# The exercise
Your copy of the material below should match it exactly, except that it holds no pictures.

# Dataset records

----------------

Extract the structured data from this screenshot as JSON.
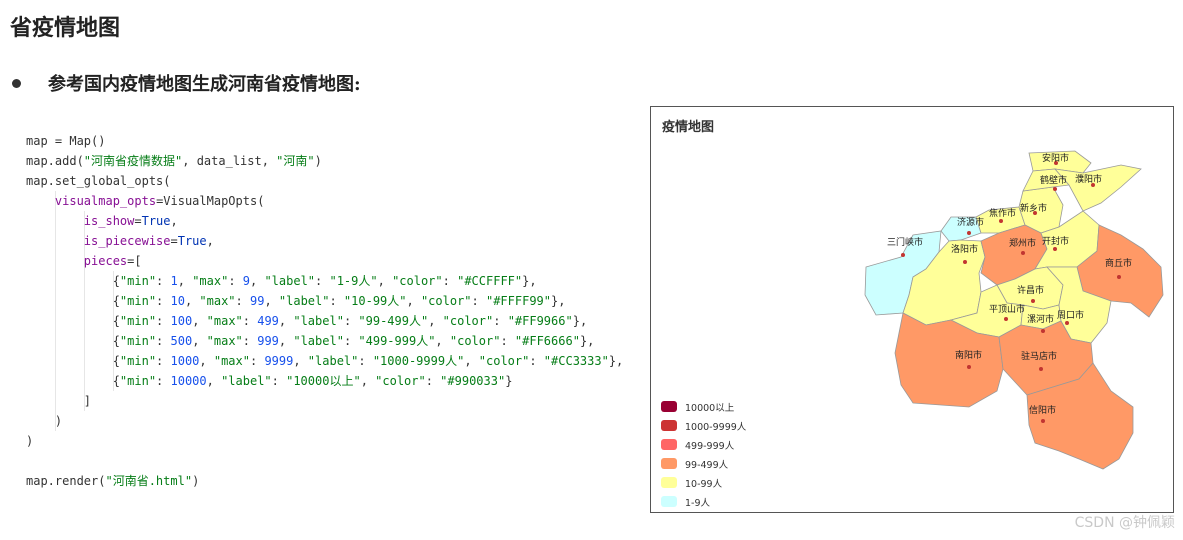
{
  "heading": "省疫情地图",
  "bullet": "参考国内疫情地图生成河南省疫情地图:",
  "code": {
    "l1": "map = Map()",
    "l2_a": "map.add(",
    "l2_s1": "\"河南省疫情数据\"",
    "l2_b": ", data_list, ",
    "l2_s2": "\"河南\"",
    "l2_c": ")",
    "l3": "map.set_global_opts(",
    "l4_p": "visualmap_opts",
    "l4_b": "=VisualMapOpts(",
    "l5_p": "is_show",
    "l5_v": "True",
    "l6_p": "is_piecewise",
    "l6_v": "True",
    "l7_p": "pieces",
    "l7_b": "=[",
    "pieces": [
      {
        "min": "1",
        "max": "9",
        "label": "\"1-9人\"",
        "color": "\"#CCFFFF\""
      },
      {
        "min": "10",
        "max": "99",
        "label": "\"10-99人\"",
        "color": "\"#FFFF99\""
      },
      {
        "min": "100",
        "max": "499",
        "label": "\"99-499人\"",
        "color": "\"#FF9966\""
      },
      {
        "min": "500",
        "max": "999",
        "label": "\"499-999人\"",
        "color": "\"#FF6666\""
      },
      {
        "min": "1000",
        "max": "9999",
        "label": "\"1000-9999人\"",
        "color": "\"#CC3333\""
      }
    ],
    "last_min": "10000",
    "last_label": "\"10000以上\"",
    "last_color": "\"#990033\"",
    "close_bracket": "]",
    "close_paren1": ")",
    "close_paren2": ")",
    "render_a": "map.render(",
    "render_s": "\"河南省.html\"",
    "render_b": ")"
  },
  "map_panel": {
    "title": "疫情地图",
    "cities": [
      "安阳市",
      "鹤壁市",
      "濮阳市",
      "新乡市",
      "焦作市",
      "济源市",
      "三门峡市",
      "洛阳市",
      "郑州市",
      "开封市",
      "商丘市",
      "许昌市",
      "平顶山市",
      "漯河市",
      "周口市",
      "南阳市",
      "驻马店市",
      "信阳市"
    ],
    "legend": [
      {
        "label": "10000以上",
        "color": "#990033"
      },
      {
        "label": "1000-9999人",
        "color": "#CC3333"
      },
      {
        "label": "499-999人",
        "color": "#FF6666"
      },
      {
        "label": "99-499人",
        "color": "#FF9966"
      },
      {
        "label": "10-99人",
        "color": "#FFFF99"
      },
      {
        "label": "1-9人",
        "color": "#CCFFFF"
      }
    ]
  },
  "watermark": "CSDN @钟佩颖"
}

----------------

# Task response
Extract the structured data from this screenshot as JSON.
{
  "heading": "省疫情地图",
  "bullet": "参考国内疫情地图生成河南省疫情地图:",
  "code": {
    "l1": "map = Map()",
    "l2_a": "map.add(",
    "l2_s1": "\"河南省疫情数据\"",
    "l2_b": ", data_list, ",
    "l2_s2": "\"河南\"",
    "l2_c": ")",
    "l3": "map.set_global_opts(",
    "l4_p": "visualmap_opts",
    "l4_b": "=VisualMapOpts(",
    "l5_p": "is_show",
    "l5_v": "True",
    "l6_p": "is_piecewise",
    "l6_v": "True",
    "l7_p": "pieces",
    "l7_b": "=[",
    "pieces": [
      {
        "min": "1",
        "max": "9",
        "label": "\"1-9人\"",
        "color": "\"#CCFFFF\""
      },
      {
        "min": "10",
        "max": "99",
        "label": "\"10-99人\"",
        "color": "\"#FFFF99\""
      },
      {
        "min": "100",
        "max": "499",
        "label": "\"99-499人\"",
        "color": "\"#FF9966\""
      },
      {
        "min": "500",
        "max": "999",
        "label": "\"499-999人\"",
        "color": "\"#FF6666\""
      },
      {
        "min": "1000",
        "max": "9999",
        "label": "\"1000-9999人\"",
        "color": "\"#CC3333\""
      }
    ],
    "last_min": "10000",
    "last_label": "\"10000以上\"",
    "last_color": "\"#990033\"",
    "close_bracket": "]",
    "close_paren1": ")",
    "close_paren2": ")",
    "render_a": "map.render(",
    "render_s": "\"河南省.html\"",
    "render_b": ")"
  },
  "map_panel": {
    "title": "疫情地图",
    "cities": [
      "安阳市",
      "鹤壁市",
      "濮阳市",
      "新乡市",
      "焦作市",
      "济源市",
      "三门峡市",
      "洛阳市",
      "郑州市",
      "开封市",
      "商丘市",
      "许昌市",
      "平顶山市",
      "漯河市",
      "周口市",
      "南阳市",
      "驻马店市",
      "信阳市"
    ],
    "legend": [
      {
        "label": "10000以上",
        "color": "#990033"
      },
      {
        "label": "1000-9999人",
        "color": "#CC3333"
      },
      {
        "label": "499-999人",
        "color": "#FF6666"
      },
      {
        "label": "99-499人",
        "color": "#FF9966"
      },
      {
        "label": "10-99人",
        "color": "#FFFF99"
      },
      {
        "label": "1-9人",
        "color": "#CCFFFF"
      }
    ]
  },
  "watermark": "CSDN @钟佩颖"
}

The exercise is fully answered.